What the exercise asks:
Each entry needs to be restated exactly as written.

Dataset records:
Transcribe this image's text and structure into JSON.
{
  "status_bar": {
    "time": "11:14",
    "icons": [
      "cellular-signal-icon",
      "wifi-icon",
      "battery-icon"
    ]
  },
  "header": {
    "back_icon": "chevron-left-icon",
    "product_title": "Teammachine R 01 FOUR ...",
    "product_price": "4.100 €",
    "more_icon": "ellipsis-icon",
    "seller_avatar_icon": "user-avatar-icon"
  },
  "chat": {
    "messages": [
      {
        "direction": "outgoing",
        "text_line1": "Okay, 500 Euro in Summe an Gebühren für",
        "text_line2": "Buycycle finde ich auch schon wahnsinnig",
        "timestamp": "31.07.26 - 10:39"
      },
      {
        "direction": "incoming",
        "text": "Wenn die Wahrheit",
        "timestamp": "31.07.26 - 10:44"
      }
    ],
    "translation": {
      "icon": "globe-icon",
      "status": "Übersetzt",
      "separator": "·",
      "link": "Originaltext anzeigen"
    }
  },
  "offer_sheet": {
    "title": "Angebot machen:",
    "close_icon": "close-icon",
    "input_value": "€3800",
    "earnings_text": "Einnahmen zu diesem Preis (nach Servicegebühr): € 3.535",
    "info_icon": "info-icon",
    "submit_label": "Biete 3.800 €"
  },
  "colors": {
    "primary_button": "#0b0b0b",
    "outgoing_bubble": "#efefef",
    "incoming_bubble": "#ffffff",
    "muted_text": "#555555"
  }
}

Answer below:
Transcribe this image's text and structure into JSON.
{
  "status_bar": {
    "time": "11:14",
    "icons": [
      "cellular-signal-icon",
      "wifi-icon",
      "battery-icon"
    ]
  },
  "header": {
    "back_icon": "chevron-left-icon",
    "product_title": "Teammachine R 01 FOUR ...",
    "product_price": "4.100 €",
    "more_icon": "ellipsis-icon",
    "seller_avatar_icon": "user-avatar-icon"
  },
  "chat": {
    "messages": [
      {
        "direction": "outgoing",
        "text_line1": "Okay, 500 Euro in Summe an Gebühren für",
        "text_line2": "Buycycle finde ich auch schon wahnsinnig",
        "timestamp": "31.07.26 - 10:39"
      },
      {
        "direction": "incoming",
        "text": "Wenn die Wahrheit",
        "timestamp": "31.07.26 - 10:44"
      }
    ],
    "translation": {
      "icon": "globe-icon",
      "status": "Übersetzt",
      "separator": "·",
      "link": "Originaltext anzeigen"
    }
  },
  "offer_sheet": {
    "title": "Angebot machen:",
    "close_icon": "close-icon",
    "input_value": "€3800",
    "earnings_text": "Einnahmen zu diesem Preis (nach Servicegebühr): € 3.535",
    "info_icon": "info-icon",
    "submit_label": "Biete 3.800 €"
  },
  "colors": {
    "primary_button": "#0b0b0b",
    "outgoing_bubble": "#efefef",
    "incoming_bubble": "#ffffff",
    "muted_text": "#555555"
  }
}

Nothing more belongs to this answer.